__YOUR OBJECTIVE__. Whenever a line in the data holds the string "text", copy that line.

─── TASK MATERIAL ───

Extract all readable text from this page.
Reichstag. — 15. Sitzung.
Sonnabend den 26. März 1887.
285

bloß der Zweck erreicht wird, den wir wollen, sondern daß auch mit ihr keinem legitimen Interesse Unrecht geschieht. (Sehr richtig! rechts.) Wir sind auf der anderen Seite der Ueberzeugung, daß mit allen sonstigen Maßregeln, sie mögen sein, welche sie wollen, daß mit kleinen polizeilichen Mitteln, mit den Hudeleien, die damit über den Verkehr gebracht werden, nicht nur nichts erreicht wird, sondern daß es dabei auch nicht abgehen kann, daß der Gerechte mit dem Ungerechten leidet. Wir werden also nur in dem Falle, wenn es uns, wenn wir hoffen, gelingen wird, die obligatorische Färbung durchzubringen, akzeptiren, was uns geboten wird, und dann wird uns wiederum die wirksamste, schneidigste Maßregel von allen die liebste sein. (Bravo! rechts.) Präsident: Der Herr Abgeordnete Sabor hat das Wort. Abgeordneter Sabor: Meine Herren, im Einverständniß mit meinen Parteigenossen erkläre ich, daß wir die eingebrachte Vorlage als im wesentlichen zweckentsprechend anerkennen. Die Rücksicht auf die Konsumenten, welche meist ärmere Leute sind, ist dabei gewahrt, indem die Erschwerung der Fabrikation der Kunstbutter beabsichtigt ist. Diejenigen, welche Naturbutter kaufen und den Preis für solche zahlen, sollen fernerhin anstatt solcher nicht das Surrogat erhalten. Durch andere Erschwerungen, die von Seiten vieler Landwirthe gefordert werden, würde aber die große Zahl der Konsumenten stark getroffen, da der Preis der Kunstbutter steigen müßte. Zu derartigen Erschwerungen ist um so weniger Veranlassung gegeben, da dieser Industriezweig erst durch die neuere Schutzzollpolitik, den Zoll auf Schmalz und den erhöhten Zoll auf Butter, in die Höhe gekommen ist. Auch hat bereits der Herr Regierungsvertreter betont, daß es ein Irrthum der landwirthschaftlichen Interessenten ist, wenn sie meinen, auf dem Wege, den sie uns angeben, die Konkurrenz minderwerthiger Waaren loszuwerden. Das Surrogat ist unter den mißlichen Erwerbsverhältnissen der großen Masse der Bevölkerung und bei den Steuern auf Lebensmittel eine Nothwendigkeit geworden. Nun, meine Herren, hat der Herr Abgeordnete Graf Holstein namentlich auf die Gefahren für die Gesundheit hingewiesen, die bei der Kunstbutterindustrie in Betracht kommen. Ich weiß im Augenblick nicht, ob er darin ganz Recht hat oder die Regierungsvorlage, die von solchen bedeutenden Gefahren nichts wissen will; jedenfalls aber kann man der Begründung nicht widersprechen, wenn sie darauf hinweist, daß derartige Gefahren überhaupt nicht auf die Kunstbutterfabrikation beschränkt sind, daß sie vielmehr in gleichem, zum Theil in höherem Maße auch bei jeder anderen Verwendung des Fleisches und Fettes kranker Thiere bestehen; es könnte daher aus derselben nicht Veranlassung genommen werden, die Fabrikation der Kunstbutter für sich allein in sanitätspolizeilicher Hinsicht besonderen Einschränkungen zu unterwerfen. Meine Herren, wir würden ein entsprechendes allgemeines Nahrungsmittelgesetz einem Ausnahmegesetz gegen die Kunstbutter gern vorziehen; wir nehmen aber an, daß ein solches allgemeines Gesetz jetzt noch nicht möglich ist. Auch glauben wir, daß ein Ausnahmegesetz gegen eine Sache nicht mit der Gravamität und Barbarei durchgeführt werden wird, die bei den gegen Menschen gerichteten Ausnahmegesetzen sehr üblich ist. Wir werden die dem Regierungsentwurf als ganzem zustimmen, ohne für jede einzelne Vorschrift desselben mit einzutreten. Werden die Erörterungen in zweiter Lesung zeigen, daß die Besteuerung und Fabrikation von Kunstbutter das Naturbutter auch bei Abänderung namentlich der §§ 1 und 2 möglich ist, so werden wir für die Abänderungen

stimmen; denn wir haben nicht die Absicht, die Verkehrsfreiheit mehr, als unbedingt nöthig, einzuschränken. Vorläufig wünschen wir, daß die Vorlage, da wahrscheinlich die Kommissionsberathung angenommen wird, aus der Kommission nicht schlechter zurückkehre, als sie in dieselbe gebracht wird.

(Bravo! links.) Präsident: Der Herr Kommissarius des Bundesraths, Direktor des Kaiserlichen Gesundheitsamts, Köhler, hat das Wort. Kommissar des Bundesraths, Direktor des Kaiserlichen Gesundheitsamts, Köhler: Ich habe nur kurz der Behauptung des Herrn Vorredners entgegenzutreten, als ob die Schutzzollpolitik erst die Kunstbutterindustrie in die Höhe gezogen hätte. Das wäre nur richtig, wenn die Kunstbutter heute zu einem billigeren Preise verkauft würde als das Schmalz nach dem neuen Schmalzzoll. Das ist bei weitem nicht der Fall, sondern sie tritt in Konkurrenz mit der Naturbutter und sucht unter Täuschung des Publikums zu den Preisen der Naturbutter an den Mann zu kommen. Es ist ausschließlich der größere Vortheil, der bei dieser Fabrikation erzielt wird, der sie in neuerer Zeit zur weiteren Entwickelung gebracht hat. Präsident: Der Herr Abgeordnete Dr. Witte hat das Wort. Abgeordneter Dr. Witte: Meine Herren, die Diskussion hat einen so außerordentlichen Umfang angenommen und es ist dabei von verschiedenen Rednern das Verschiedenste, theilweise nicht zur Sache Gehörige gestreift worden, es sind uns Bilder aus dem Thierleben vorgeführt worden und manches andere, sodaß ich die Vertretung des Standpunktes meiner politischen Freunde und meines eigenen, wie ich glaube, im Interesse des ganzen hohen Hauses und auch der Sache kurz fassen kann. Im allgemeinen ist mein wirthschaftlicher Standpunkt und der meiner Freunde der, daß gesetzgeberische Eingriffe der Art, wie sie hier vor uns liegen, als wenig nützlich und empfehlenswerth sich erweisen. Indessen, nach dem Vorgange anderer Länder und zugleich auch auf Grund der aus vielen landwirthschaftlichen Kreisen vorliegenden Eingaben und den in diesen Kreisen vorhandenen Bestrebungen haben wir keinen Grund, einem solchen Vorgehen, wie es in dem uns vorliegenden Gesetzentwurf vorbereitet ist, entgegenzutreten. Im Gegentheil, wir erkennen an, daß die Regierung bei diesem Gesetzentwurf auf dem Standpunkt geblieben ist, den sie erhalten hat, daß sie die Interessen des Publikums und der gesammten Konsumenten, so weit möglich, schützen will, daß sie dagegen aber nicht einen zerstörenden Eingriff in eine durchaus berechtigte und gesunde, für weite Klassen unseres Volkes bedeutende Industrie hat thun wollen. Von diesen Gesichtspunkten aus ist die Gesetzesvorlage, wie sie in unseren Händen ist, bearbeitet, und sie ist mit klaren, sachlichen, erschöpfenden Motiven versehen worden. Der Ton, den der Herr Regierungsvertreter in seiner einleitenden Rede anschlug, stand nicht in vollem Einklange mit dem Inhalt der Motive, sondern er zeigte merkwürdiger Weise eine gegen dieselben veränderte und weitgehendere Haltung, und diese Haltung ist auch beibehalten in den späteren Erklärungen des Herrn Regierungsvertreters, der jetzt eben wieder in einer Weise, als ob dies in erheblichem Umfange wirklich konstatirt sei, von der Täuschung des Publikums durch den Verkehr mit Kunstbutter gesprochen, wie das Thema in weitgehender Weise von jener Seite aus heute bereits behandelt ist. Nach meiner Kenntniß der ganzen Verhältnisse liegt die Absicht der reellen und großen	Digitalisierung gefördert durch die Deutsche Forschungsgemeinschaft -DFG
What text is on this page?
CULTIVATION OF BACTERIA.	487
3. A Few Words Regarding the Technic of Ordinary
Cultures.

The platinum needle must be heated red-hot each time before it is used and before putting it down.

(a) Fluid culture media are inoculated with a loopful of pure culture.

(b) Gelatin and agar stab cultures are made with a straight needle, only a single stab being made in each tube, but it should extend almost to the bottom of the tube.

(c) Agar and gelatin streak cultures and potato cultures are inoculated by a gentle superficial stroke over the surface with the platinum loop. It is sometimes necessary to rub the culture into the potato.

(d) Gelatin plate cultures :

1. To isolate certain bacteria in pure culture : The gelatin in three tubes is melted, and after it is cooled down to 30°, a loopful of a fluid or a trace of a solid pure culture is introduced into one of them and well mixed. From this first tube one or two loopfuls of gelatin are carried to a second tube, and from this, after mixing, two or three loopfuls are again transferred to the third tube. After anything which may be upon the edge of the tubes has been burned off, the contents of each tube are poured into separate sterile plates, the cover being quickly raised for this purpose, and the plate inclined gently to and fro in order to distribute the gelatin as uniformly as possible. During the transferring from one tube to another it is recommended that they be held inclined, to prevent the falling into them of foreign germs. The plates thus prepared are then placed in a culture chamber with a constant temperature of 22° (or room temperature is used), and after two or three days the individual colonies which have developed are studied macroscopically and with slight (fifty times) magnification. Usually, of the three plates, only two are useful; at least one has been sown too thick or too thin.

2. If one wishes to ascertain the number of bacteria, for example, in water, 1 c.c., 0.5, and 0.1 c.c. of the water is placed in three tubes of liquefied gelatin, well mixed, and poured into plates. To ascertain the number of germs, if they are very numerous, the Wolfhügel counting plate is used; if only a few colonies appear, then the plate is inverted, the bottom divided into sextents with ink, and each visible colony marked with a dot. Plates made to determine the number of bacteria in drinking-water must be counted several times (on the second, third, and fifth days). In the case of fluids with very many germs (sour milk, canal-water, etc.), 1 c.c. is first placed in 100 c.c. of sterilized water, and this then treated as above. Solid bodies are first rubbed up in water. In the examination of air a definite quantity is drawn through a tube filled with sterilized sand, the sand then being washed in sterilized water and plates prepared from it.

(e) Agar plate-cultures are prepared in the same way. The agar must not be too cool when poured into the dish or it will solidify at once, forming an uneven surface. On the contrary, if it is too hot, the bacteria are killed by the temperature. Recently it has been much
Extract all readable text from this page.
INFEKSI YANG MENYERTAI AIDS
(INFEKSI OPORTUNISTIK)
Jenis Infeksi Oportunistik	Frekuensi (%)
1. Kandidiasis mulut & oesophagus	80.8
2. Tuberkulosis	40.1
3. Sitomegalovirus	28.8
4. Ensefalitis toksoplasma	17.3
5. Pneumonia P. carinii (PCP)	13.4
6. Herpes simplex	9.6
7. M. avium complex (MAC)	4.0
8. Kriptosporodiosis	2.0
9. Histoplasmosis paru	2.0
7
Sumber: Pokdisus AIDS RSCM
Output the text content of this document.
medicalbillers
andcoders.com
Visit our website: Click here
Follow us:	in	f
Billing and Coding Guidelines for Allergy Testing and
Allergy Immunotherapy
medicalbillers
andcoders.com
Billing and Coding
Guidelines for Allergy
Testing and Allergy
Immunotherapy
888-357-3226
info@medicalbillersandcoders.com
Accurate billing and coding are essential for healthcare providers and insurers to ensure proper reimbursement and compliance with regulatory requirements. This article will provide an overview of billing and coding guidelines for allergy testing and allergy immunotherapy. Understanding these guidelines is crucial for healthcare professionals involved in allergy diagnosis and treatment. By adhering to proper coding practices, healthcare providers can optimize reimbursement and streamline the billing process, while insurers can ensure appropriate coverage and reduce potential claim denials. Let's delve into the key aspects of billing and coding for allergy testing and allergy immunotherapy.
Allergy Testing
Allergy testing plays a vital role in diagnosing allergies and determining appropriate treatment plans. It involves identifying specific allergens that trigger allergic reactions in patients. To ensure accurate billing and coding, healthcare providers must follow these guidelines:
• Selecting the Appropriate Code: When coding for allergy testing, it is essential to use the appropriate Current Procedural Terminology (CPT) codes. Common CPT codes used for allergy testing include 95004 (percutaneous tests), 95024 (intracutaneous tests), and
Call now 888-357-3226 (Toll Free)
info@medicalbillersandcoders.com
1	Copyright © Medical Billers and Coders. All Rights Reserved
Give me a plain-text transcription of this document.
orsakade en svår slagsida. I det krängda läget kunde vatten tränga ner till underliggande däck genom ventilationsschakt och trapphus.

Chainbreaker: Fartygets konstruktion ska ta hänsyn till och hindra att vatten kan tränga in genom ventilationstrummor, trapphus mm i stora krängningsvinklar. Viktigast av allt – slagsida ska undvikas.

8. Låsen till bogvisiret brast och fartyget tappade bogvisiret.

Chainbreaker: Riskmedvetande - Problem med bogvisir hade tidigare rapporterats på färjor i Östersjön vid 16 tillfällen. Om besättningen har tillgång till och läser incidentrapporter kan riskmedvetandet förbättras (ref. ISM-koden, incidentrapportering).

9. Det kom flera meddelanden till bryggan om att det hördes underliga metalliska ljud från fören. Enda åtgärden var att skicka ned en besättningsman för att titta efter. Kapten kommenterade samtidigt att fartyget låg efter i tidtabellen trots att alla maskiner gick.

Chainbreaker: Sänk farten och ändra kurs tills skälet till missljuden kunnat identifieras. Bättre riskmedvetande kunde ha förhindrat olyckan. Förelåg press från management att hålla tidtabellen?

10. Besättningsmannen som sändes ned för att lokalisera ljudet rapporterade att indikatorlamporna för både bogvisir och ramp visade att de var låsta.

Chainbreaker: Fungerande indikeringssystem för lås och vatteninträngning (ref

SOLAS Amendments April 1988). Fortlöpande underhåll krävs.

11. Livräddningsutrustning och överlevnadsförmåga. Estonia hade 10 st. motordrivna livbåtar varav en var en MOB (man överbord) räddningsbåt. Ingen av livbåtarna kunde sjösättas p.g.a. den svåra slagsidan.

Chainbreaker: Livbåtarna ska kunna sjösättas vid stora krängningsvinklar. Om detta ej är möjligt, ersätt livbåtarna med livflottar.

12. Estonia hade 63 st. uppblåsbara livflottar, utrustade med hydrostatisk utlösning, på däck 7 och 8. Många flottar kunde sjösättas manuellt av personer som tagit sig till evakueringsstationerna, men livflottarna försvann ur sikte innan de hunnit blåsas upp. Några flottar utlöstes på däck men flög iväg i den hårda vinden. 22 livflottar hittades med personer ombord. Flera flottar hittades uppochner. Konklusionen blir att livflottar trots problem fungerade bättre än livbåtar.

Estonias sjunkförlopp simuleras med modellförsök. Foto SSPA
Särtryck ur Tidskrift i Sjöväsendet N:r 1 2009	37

───

__RESULT OF THIS EXERCISE__.
Extract all readable text from this page.
What text is on this page?
Extract all readable text from this page.
Output the text content of this document.
Give me a plain-text transcription of this document.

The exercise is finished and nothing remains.